Records about charts and figures
** Begin **

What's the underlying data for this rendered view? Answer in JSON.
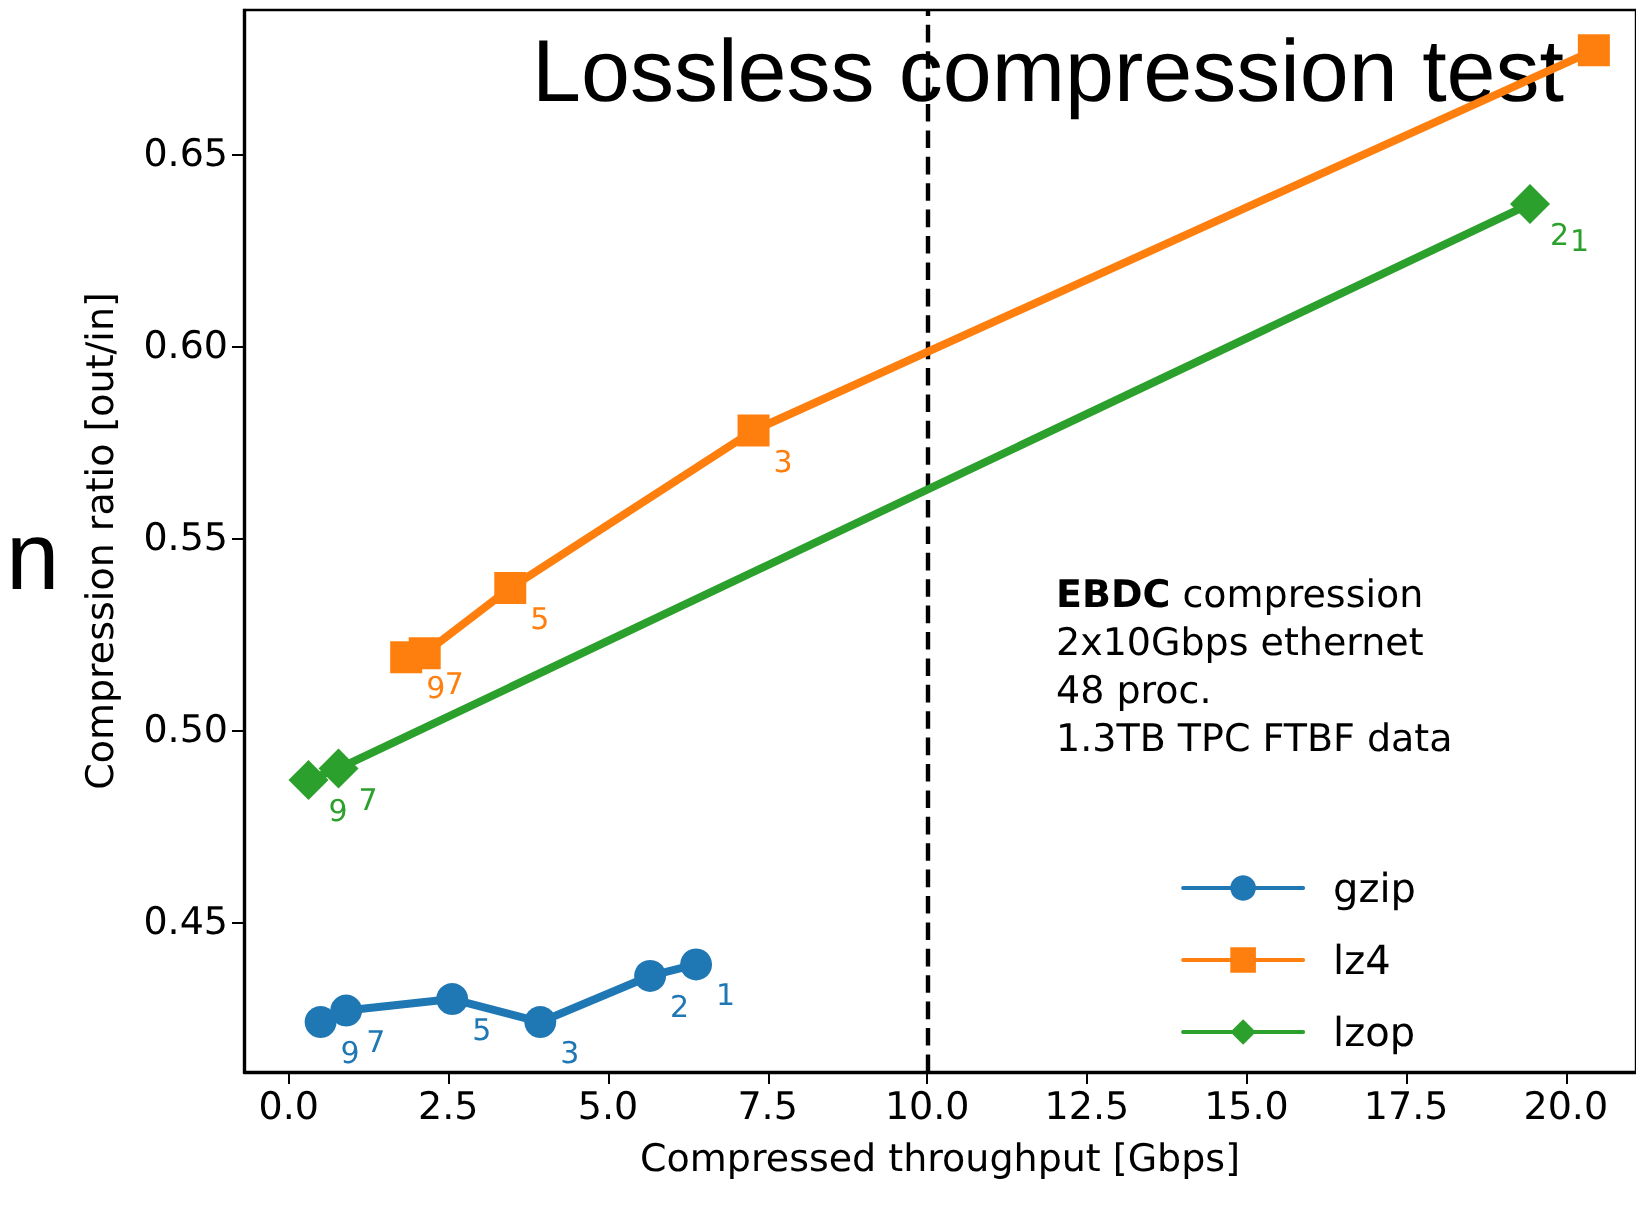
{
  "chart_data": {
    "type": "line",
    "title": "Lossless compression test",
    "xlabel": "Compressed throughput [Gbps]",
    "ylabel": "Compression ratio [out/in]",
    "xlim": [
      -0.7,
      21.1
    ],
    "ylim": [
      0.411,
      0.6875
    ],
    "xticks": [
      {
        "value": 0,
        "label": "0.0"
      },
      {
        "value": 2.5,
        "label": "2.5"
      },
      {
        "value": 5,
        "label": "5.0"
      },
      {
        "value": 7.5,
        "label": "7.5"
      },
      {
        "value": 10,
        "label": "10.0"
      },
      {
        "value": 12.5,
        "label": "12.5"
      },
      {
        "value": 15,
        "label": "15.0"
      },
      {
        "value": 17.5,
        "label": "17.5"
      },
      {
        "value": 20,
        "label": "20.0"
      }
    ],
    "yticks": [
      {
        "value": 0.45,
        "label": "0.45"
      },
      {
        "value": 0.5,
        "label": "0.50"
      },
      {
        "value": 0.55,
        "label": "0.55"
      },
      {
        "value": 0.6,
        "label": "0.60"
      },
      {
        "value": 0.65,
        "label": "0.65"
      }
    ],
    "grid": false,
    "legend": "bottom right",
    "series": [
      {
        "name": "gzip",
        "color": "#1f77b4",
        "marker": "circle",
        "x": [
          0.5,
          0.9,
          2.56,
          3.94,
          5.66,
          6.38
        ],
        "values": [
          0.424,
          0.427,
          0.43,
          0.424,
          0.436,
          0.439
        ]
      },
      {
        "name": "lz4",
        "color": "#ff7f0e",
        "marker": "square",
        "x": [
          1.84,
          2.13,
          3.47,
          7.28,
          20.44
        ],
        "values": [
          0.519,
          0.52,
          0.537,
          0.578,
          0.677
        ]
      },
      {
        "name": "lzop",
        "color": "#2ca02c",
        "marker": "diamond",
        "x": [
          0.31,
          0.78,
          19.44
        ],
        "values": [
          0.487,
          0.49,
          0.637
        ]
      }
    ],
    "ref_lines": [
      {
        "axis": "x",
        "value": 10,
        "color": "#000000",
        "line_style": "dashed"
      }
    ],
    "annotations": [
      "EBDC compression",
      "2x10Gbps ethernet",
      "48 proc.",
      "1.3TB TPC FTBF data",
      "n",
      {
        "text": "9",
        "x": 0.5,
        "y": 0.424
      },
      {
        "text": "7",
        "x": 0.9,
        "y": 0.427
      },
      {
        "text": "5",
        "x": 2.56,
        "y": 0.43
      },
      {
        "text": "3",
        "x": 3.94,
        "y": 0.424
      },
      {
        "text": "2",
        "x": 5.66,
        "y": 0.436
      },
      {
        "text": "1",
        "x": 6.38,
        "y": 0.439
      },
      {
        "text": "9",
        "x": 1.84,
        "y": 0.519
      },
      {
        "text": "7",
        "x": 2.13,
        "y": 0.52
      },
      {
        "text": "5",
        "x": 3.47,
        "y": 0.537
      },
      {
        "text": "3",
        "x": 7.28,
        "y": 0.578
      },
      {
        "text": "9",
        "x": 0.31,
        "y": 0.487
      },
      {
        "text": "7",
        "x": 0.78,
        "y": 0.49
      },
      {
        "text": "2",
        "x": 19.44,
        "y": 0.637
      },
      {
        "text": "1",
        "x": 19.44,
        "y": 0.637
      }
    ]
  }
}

** End **

- GIVEN PROBLEM
Working from the material above, transcribe it exactly while omitting pictures.

- WRITTEN ANSWER
What's the underlying data for this rendered view? Answer in JSON.
{
  "chart_data": {
    "type": "line",
    "title": "Lossless compression test",
    "xlabel": "Compressed throughput [Gbps]",
    "ylabel": "Compression ratio [out/in]",
    "xlim": [
      -0.7,
      21.1
    ],
    "ylim": [
      0.411,
      0.6875
    ],
    "xticks": [
      {
        "value": 0,
        "label": "0.0"
      },
      {
        "value": 2.5,
        "label": "2.5"
      },
      {
        "value": 5,
        "label": "5.0"
      },
      {
        "value": 7.5,
        "label": "7.5"
      },
      {
        "value": 10,
        "label": "10.0"
      },
      {
        "value": 12.5,
        "label": "12.5"
      },
      {
        "value": 15,
        "label": "15.0"
      },
      {
        "value": 17.5,
        "label": "17.5"
      },
      {
        "value": 20,
        "label": "20.0"
      }
    ],
    "yticks": [
      {
        "value": 0.45,
        "label": "0.45"
      },
      {
        "value": 0.5,
        "label": "0.50"
      },
      {
        "value": 0.55,
        "label": "0.55"
      },
      {
        "value": 0.6,
        "label": "0.60"
      },
      {
        "value": 0.65,
        "label": "0.65"
      }
    ],
    "grid": false,
    "legend": "bottom right",
    "series": [
      {
        "name": "gzip",
        "color": "#1f77b4",
        "marker": "circle",
        "x": [
          0.5,
          0.9,
          2.56,
          3.94,
          5.66,
          6.38
        ],
        "values": [
          0.424,
          0.427,
          0.43,
          0.424,
          0.436,
          0.439
        ]
      },
      {
        "name": "lz4",
        "color": "#ff7f0e",
        "marker": "square",
        "x": [
          1.84,
          2.13,
          3.47,
          7.28,
          20.44
        ],
        "values": [
          0.519,
          0.52,
          0.537,
          0.578,
          0.677
        ]
      },
      {
        "name": "lzop",
        "color": "#2ca02c",
        "marker": "diamond",
        "x": [
          0.31,
          0.78,
          19.44
        ],
        "values": [
          0.487,
          0.49,
          0.637
        ]
      }
    ],
    "ref_lines": [
      {
        "axis": "x",
        "value": 10,
        "color": "#000000",
        "line_style": "dashed"
      }
    ],
    "annotations": [
      "EBDC compression",
      "2x10Gbps ethernet",
      "48 proc.",
      "1.3TB TPC FTBF data",
      "n",
      {
        "text": "9",
        "x": 0.5,
        "y": 0.424
      },
      {
        "text": "7",
        "x": 0.9,
        "y": 0.427
      },
      {
        "text": "5",
        "x": 2.56,
        "y": 0.43
      },
      {
        "text": "3",
        "x": 3.94,
        "y": 0.424
      },
      {
        "text": "2",
        "x": 5.66,
        "y": 0.436
      },
      {
        "text": "1",
        "x": 6.38,
        "y": 0.439
      },
      {
        "text": "9",
        "x": 1.84,
        "y": 0.519
      },
      {
        "text": "7",
        "x": 2.13,
        "y": 0.52
      },
      {
        "text": "5",
        "x": 3.47,
        "y": 0.537
      },
      {
        "text": "3",
        "x": 7.28,
        "y": 0.578
      },
      {
        "text": "9",
        "x": 0.31,
        "y": 0.487
      },
      {
        "text": "7",
        "x": 0.78,
        "y": 0.49
      },
      {
        "text": "2",
        "x": 19.44,
        "y": 0.637
      },
      {
        "text": "1",
        "x": 19.44,
        "y": 0.637
      }
    ]
  }
}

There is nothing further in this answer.